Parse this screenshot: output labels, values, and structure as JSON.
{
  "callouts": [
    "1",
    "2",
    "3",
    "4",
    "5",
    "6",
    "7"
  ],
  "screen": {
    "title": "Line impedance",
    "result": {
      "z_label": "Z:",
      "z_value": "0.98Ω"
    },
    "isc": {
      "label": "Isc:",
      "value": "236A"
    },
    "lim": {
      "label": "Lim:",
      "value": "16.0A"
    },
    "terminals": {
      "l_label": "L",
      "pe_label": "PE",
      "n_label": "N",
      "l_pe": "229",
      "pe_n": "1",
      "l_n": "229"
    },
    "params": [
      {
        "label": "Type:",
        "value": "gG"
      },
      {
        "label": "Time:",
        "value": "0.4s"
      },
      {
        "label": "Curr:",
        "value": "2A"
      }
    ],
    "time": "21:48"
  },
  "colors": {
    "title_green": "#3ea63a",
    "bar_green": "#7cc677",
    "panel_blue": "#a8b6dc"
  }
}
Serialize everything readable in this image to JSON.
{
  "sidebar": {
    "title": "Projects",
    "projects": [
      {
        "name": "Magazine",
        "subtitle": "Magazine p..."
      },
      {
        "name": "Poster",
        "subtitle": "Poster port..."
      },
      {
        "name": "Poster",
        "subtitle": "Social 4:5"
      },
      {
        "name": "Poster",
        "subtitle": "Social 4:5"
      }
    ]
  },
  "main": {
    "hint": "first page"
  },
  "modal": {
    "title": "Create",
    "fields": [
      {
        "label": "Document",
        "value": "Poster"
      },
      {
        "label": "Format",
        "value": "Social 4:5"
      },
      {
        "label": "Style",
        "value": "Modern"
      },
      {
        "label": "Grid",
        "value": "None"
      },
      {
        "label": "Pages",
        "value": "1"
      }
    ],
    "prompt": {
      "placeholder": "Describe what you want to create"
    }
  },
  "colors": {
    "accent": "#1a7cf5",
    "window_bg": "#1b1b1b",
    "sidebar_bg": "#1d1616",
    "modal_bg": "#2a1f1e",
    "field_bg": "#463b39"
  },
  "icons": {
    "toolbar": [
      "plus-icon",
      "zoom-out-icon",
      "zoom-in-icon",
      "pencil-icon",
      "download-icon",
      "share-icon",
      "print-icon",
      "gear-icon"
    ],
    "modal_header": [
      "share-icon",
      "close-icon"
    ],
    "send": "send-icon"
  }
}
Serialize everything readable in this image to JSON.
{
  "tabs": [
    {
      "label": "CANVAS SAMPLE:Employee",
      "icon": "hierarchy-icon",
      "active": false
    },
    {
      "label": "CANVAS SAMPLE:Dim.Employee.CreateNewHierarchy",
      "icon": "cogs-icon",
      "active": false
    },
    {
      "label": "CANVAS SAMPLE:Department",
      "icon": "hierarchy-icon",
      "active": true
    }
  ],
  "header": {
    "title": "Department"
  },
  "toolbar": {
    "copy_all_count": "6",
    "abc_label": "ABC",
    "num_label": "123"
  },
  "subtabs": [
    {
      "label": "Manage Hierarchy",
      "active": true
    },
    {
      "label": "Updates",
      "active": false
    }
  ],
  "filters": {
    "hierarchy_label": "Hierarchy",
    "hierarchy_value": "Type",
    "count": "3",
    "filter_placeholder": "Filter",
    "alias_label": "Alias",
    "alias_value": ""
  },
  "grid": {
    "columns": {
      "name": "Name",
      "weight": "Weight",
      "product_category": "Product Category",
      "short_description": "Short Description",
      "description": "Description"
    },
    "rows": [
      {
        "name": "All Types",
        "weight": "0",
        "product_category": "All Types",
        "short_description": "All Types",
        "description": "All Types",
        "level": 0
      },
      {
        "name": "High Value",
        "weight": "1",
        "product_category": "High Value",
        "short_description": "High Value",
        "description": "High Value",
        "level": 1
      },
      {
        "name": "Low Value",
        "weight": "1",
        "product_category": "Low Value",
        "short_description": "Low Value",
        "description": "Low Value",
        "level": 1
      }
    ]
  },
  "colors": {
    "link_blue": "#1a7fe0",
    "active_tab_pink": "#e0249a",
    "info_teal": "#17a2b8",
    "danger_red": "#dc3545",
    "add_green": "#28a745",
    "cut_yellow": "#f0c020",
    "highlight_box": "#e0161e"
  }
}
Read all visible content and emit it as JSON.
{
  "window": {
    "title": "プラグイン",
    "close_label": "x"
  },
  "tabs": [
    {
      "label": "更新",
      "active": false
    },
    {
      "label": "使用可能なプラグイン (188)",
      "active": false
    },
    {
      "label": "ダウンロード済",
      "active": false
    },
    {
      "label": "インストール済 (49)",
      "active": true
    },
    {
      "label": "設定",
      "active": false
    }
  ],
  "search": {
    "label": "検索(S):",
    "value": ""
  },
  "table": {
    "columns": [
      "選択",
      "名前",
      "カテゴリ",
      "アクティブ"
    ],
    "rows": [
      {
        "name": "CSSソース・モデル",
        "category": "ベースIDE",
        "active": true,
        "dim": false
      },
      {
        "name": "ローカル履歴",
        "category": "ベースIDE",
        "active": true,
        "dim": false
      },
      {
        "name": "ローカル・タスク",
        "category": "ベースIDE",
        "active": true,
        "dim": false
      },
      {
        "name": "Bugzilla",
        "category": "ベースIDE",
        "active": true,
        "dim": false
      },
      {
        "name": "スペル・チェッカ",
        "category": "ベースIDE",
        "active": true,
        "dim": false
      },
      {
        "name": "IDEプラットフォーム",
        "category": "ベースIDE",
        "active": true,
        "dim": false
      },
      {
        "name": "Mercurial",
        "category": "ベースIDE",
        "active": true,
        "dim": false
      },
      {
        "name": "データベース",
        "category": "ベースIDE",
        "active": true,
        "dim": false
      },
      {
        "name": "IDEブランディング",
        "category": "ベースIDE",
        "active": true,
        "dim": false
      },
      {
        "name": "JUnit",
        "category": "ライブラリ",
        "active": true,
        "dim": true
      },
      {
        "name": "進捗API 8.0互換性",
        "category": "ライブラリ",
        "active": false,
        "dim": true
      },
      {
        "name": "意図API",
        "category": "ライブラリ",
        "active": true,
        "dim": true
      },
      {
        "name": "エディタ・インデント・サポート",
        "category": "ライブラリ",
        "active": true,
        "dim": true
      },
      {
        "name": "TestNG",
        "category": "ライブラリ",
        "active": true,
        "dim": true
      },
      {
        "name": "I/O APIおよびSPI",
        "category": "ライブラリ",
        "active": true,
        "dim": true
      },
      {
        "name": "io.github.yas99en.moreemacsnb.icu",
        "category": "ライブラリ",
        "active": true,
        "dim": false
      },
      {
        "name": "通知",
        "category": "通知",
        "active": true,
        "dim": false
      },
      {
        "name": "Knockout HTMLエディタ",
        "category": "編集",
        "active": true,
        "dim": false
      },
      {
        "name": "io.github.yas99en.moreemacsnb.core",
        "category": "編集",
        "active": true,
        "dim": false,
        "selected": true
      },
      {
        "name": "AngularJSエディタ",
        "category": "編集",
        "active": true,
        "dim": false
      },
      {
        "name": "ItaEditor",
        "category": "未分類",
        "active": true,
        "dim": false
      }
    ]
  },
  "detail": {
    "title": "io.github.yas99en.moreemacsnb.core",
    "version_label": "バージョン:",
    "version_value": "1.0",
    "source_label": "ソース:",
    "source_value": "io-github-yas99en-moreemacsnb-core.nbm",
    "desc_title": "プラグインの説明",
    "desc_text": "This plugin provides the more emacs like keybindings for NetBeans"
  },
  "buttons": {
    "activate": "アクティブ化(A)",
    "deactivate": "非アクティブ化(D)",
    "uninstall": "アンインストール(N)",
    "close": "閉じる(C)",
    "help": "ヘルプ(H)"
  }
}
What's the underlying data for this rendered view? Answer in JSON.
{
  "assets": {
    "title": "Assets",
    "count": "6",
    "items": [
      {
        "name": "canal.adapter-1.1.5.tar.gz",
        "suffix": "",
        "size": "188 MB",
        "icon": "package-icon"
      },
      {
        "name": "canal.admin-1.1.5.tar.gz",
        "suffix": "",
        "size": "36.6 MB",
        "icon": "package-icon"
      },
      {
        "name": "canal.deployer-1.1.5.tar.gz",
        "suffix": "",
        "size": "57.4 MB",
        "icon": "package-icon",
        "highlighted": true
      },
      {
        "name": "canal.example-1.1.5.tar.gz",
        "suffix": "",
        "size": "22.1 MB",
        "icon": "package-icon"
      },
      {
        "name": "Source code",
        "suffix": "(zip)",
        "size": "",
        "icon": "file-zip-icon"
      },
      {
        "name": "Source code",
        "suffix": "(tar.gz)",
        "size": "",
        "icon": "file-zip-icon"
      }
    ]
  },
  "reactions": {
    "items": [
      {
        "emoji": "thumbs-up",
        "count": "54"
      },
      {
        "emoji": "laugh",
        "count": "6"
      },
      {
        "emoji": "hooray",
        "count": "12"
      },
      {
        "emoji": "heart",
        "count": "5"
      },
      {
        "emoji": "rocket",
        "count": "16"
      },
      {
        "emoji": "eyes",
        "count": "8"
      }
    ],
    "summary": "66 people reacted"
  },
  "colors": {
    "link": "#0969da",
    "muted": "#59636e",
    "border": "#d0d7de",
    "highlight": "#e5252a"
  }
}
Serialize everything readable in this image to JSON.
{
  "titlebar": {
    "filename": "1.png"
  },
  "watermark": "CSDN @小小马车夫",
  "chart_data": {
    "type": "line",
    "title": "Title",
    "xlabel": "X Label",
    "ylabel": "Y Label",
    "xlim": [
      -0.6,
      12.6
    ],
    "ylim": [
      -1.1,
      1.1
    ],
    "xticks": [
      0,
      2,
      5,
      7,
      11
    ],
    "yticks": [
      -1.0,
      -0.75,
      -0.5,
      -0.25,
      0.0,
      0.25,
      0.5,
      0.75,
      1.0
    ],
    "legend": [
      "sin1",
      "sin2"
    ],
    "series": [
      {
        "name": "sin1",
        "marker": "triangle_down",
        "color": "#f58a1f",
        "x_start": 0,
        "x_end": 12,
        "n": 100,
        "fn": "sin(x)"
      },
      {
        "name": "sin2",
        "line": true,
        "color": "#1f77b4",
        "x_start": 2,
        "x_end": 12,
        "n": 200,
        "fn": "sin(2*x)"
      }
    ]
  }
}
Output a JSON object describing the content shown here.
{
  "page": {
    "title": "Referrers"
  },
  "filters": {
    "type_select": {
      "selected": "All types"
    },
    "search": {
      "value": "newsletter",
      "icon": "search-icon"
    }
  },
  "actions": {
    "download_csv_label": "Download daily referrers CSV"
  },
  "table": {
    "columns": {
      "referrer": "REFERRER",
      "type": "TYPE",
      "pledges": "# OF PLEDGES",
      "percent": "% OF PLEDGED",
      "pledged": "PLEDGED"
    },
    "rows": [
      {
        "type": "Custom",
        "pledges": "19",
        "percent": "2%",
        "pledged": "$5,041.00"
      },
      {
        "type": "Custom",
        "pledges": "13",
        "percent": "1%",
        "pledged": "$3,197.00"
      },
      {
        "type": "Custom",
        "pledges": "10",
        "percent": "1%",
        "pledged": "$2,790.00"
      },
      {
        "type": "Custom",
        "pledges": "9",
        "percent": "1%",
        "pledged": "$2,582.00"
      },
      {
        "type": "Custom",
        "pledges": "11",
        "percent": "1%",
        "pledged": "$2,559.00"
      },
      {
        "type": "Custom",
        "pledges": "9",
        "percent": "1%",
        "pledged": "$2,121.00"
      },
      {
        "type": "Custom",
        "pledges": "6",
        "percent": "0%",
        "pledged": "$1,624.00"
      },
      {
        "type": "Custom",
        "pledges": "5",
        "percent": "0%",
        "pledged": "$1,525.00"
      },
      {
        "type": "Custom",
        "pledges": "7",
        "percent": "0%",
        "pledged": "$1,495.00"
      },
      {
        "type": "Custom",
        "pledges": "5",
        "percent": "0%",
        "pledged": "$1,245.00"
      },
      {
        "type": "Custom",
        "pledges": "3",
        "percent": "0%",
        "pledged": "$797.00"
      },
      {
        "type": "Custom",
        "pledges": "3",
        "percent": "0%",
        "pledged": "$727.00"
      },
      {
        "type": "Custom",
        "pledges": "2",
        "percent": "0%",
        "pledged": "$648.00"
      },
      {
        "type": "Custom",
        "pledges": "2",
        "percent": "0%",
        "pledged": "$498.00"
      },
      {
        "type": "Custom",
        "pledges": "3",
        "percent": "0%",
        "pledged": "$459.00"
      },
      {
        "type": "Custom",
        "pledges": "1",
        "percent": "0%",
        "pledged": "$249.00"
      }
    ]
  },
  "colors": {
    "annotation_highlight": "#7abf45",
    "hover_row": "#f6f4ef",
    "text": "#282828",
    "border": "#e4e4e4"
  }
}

# Your task:
Working from the entries above, return all lines that contain "CANVAS".

# Written solution:
      "label": "CANVAS SAMPLE:Employee",
      "label": "CANVAS SAMPLE:Dim.Employee.CreateNewHierarchy",
      "label": "CANVAS SAMPLE:Department",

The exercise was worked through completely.